REQUIREMENTS: Make an exact copy of all the entries, with the pictures left out.

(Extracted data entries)
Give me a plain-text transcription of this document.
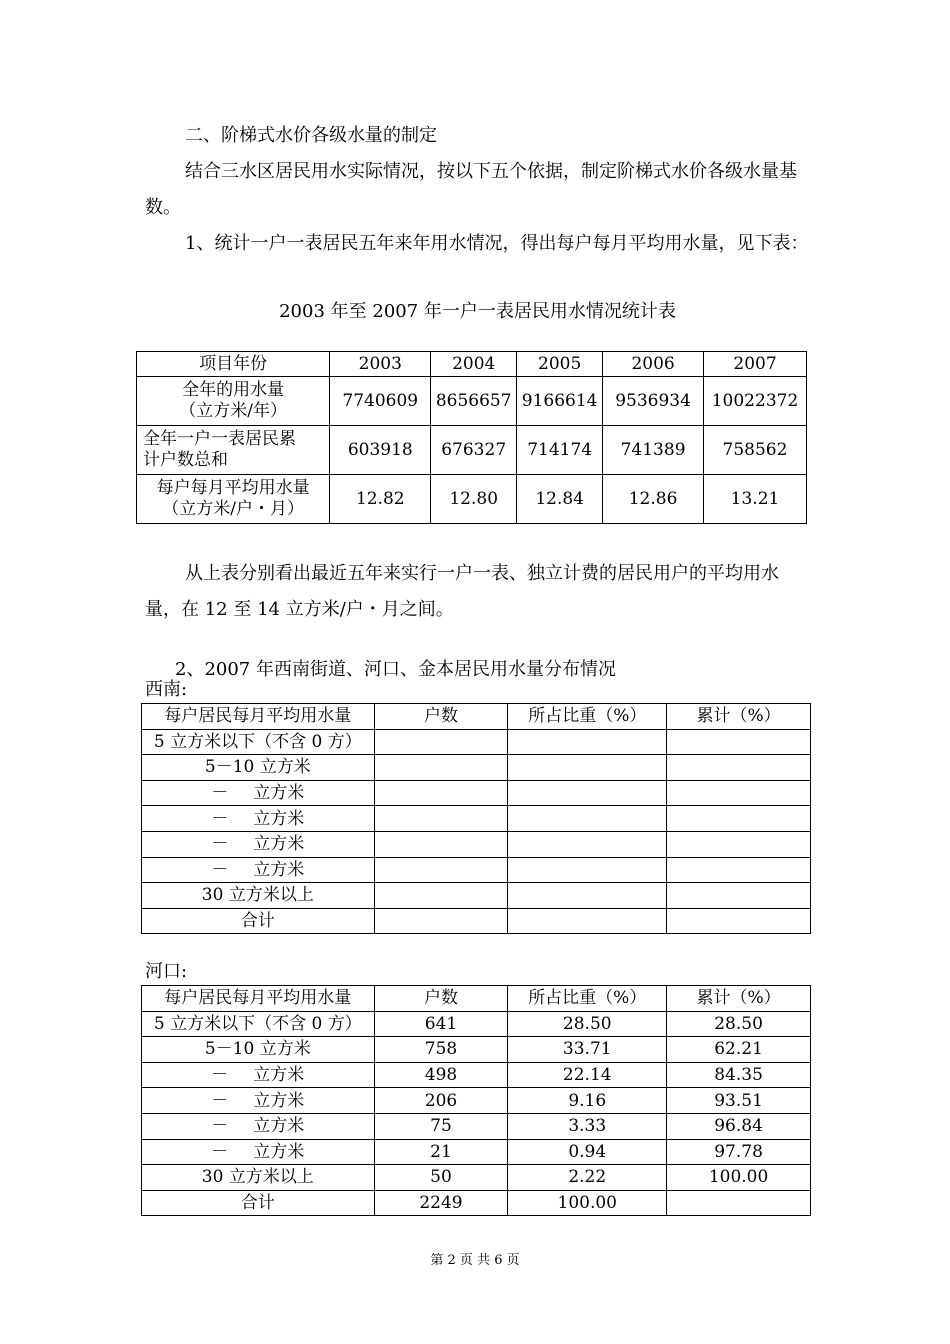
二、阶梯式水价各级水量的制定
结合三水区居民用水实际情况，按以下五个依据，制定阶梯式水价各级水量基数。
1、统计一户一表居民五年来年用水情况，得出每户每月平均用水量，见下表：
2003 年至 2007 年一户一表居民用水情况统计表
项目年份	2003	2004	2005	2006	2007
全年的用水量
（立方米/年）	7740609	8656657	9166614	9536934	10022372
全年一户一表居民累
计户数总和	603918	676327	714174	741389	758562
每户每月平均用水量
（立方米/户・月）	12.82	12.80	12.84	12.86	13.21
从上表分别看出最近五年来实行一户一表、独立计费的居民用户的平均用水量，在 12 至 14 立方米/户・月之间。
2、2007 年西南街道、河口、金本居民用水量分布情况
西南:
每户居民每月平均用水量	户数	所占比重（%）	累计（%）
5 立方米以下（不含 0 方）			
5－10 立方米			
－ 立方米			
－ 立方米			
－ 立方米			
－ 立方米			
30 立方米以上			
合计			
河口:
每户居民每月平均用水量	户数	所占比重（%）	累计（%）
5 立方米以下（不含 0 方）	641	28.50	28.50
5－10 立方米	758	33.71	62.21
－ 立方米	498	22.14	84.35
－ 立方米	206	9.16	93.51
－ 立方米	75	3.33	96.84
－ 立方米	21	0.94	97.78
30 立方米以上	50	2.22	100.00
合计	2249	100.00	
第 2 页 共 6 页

RESULT:
Give me a plain-text transcription of this document.
二、阶梯式水价各级水量的制定
结合三水区居民用水实际情况，按以下五个依据，制定阶梯式水价各级水量基数。
1、统计一户一表居民五年来年用水情况，得出每户每月平均用水量，见下表：
2003 年至 2007 年一户一表居民用水情况统计表
项目年份	2003	2004	2005	2006	2007
全年的用水量
（立方米/年）	7740609	8656657	9166614	9536934	10022372
全年一户一表居民累
计户数总和	603918	676327	714174	741389	758562
每户每月平均用水量
（立方米/户・月）	12.82	12.80	12.84	12.86	13.21
从上表分别看出最近五年来实行一户一表、独立计费的居民用户的平均用水量，在 12 至 14 立方米/户・月之间。
2、2007 年西南街道、河口、金本居民用水量分布情况
西南:
每户居民每月平均用水量	户数	所占比重（%）	累计（%）
5 立方米以下（不含 0 方）			
5－10 立方米			
－ 立方米			
－ 立方米			
－ 立方米			
－ 立方米			
30 立方米以上			
合计			
河口:
每户居民每月平均用水量	户数	所占比重（%）	累计（%）
5 立方米以下（不含 0 方）	641	28.50	28.50
5－10 立方米	758	33.71	62.21
－ 立方米	498	22.14	84.35
－ 立方米	206	9.16	93.51
－ 立方米	75	3.33	96.84
－ 立方米	21	0.94	97.78
30 立方米以上	50	2.22	100.00
合计	2249	100.00	
第 2 页 共 6 页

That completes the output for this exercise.